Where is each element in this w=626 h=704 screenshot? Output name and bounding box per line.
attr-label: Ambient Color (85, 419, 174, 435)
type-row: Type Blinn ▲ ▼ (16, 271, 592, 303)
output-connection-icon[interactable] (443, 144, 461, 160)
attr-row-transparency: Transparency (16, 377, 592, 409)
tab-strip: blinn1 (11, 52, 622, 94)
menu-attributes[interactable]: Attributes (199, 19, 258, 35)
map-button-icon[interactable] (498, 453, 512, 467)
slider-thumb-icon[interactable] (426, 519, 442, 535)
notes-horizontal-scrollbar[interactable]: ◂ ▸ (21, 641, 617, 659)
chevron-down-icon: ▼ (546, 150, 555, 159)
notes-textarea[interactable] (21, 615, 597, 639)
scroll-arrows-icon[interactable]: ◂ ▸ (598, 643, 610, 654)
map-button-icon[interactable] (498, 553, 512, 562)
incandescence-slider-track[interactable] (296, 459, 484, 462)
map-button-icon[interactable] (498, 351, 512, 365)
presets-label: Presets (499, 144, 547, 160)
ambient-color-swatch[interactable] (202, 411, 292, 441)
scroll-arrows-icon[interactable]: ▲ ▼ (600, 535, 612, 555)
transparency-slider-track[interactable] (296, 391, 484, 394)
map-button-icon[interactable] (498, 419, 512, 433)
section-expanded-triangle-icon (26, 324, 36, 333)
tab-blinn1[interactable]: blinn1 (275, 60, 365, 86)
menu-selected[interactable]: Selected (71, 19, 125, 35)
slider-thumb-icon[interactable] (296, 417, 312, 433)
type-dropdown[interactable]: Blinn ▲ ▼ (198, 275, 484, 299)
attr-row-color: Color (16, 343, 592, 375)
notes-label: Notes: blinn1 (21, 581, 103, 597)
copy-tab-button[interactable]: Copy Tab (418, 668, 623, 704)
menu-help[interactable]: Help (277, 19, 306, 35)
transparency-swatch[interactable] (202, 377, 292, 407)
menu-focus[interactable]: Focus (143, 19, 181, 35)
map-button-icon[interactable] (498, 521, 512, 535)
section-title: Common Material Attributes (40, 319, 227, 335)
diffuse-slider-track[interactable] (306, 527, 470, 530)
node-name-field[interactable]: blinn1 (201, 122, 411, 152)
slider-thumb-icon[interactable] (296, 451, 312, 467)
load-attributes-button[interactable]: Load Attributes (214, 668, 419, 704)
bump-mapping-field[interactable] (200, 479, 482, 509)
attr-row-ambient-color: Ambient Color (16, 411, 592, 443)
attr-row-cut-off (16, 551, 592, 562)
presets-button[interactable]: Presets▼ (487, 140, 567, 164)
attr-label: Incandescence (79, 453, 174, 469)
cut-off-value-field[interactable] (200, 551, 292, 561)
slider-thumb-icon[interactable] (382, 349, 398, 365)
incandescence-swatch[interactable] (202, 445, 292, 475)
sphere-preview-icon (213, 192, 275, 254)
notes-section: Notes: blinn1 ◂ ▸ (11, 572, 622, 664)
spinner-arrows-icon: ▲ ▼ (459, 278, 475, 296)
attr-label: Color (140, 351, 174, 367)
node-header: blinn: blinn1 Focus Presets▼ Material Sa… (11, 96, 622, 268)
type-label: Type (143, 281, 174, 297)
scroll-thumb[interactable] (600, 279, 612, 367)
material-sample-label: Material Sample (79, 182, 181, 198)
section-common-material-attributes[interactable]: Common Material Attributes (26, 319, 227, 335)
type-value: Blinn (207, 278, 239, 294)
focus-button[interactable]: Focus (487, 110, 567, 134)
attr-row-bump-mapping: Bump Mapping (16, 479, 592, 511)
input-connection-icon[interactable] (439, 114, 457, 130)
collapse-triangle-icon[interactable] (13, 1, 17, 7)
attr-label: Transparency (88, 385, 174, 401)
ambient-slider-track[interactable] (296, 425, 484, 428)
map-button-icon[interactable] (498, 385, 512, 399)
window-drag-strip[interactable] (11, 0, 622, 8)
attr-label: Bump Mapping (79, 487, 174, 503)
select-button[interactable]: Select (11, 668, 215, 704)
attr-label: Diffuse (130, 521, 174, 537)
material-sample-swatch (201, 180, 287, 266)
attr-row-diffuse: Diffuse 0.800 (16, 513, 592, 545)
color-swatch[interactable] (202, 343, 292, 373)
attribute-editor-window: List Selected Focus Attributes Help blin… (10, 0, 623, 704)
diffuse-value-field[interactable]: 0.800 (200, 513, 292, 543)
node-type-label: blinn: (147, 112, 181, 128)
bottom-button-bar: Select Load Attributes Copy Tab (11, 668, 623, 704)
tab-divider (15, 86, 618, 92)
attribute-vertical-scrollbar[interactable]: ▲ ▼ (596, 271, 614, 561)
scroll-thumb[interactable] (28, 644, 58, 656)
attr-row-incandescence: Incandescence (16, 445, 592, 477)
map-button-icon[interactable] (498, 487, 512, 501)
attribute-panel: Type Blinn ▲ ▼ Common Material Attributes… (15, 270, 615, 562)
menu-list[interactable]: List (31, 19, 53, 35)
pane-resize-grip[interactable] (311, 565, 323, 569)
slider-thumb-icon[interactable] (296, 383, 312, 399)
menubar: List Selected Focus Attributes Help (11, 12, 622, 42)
⁂
YOUR INSTRUCTIONS: Copy out all of the records above exactly as they appear, every line in its original order.

IN RESPONSE:
Where is each element in this w=626 h=704 screenshot? Output name and bounding box per line.
attr-label: Ambient Color (85, 419, 174, 435)
type-row: Type Blinn ▲ ▼ (16, 271, 592, 303)
output-connection-icon[interactable] (443, 144, 461, 160)
attr-row-transparency: Transparency (16, 377, 592, 409)
tab-strip: blinn1 (11, 52, 622, 94)
menu-attributes[interactable]: Attributes (199, 19, 258, 35)
map-button-icon[interactable] (498, 453, 512, 467)
slider-thumb-icon[interactable] (426, 519, 442, 535)
notes-horizontal-scrollbar[interactable]: ◂ ▸ (21, 641, 617, 659)
chevron-down-icon: ▼ (546, 150, 555, 159)
notes-textarea[interactable] (21, 615, 597, 639)
scroll-arrows-icon[interactable]: ◂ ▸ (598, 643, 610, 654)
map-button-icon[interactable] (498, 553, 512, 562)
incandescence-slider-track[interactable] (296, 459, 484, 462)
map-button-icon[interactable] (498, 351, 512, 365)
presets-label: Presets (499, 144, 547, 160)
ambient-color-swatch[interactable] (202, 411, 292, 441)
scroll-arrows-icon[interactable]: ▲ ▼ (600, 535, 612, 555)
transparency-slider-track[interactable] (296, 391, 484, 394)
map-button-icon[interactable] (498, 419, 512, 433)
section-expanded-triangle-icon (26, 324, 36, 333)
tab-blinn1[interactable]: blinn1 (275, 60, 365, 86)
menu-selected[interactable]: Selected (71, 19, 125, 35)
slider-thumb-icon[interactable] (296, 417, 312, 433)
type-dropdown[interactable]: Blinn ▲ ▼ (198, 275, 484, 299)
attr-row-color: Color (16, 343, 592, 375)
notes-label: Notes: blinn1 (21, 581, 103, 597)
copy-tab-button[interactable]: Copy Tab (418, 668, 623, 704)
menu-help[interactable]: Help (277, 19, 306, 35)
transparency-swatch[interactable] (202, 377, 292, 407)
menu-focus[interactable]: Focus (143, 19, 181, 35)
map-button-icon[interactable] (498, 521, 512, 535)
section-title: Common Material Attributes (40, 319, 227, 335)
diffuse-slider-track[interactable] (306, 527, 470, 530)
node-name-field[interactable]: blinn1 (201, 122, 411, 152)
slider-thumb-icon[interactable] (296, 451, 312, 467)
load-attributes-button[interactable]: Load Attributes (214, 668, 419, 704)
bump-mapping-field[interactable] (200, 479, 482, 509)
attr-row-ambient-color: Ambient Color (16, 411, 592, 443)
attr-row-cut-off (16, 551, 592, 562)
presets-button[interactable]: Presets▼ (487, 140, 567, 164)
attr-label: Incandescence (79, 453, 174, 469)
cut-off-value-field[interactable] (200, 551, 292, 561)
slider-thumb-icon[interactable] (382, 349, 398, 365)
incandescence-swatch[interactable] (202, 445, 292, 475)
sphere-preview-icon (213, 192, 275, 254)
notes-section: Notes: blinn1 ◂ ▸ (11, 572, 622, 664)
spinner-arrows-icon: ▲ ▼ (459, 278, 475, 296)
attr-label: Color (140, 351, 174, 367)
node-header: blinn: blinn1 Focus Presets▼ Material Sa… (11, 96, 622, 268)
type-label: Type (143, 281, 174, 297)
scroll-thumb[interactable] (600, 279, 612, 367)
material-sample-label: Material Sample (79, 182, 181, 198)
section-common-material-attributes[interactable]: Common Material Attributes (26, 319, 227, 335)
type-value: Blinn (207, 278, 239, 294)
focus-button[interactable]: Focus (487, 110, 567, 134)
attr-row-bump-mapping: Bump Mapping (16, 479, 592, 511)
input-connection-icon[interactable] (439, 114, 457, 130)
collapse-triangle-icon[interactable] (13, 1, 17, 7)
attr-label: Transparency (88, 385, 174, 401)
ambient-slider-track[interactable] (296, 425, 484, 428)
map-button-icon[interactable] (498, 385, 512, 399)
window-drag-strip[interactable] (11, 0, 622, 8)
attr-label: Bump Mapping (79, 487, 174, 503)
select-button[interactable]: Select (11, 668, 215, 704)
attr-label: Diffuse (130, 521, 174, 537)
material-sample-swatch (201, 180, 287, 266)
attr-row-diffuse: Diffuse 0.800 (16, 513, 592, 545)
color-swatch[interactable] (202, 343, 292, 373)
attribute-editor-window: List Selected Focus Attributes Help blin… (10, 0, 623, 704)
diffuse-value-field[interactable]: 0.800 (200, 513, 292, 543)
node-type-label: blinn: (147, 112, 181, 128)
bottom-button-bar: Select Load Attributes Copy Tab (11, 668, 623, 704)
tab-divider (15, 86, 618, 92)
attribute-vertical-scrollbar[interactable]: ▲ ▼ (596, 271, 614, 561)
scroll-thumb[interactable] (28, 644, 58, 656)
attr-row-incandescence: Incandescence (16, 445, 592, 477)
map-button-icon[interactable] (498, 487, 512, 501)
attribute-panel: Type Blinn ▲ ▼ Common Material Attributes… (15, 270, 615, 562)
menu-list[interactable]: List (31, 19, 53, 35)
pane-resize-grip[interactable] (311, 565, 323, 569)
slider-thumb-icon[interactable] (296, 383, 312, 399)
menubar: List Selected Focus Attributes Help (11, 12, 622, 42)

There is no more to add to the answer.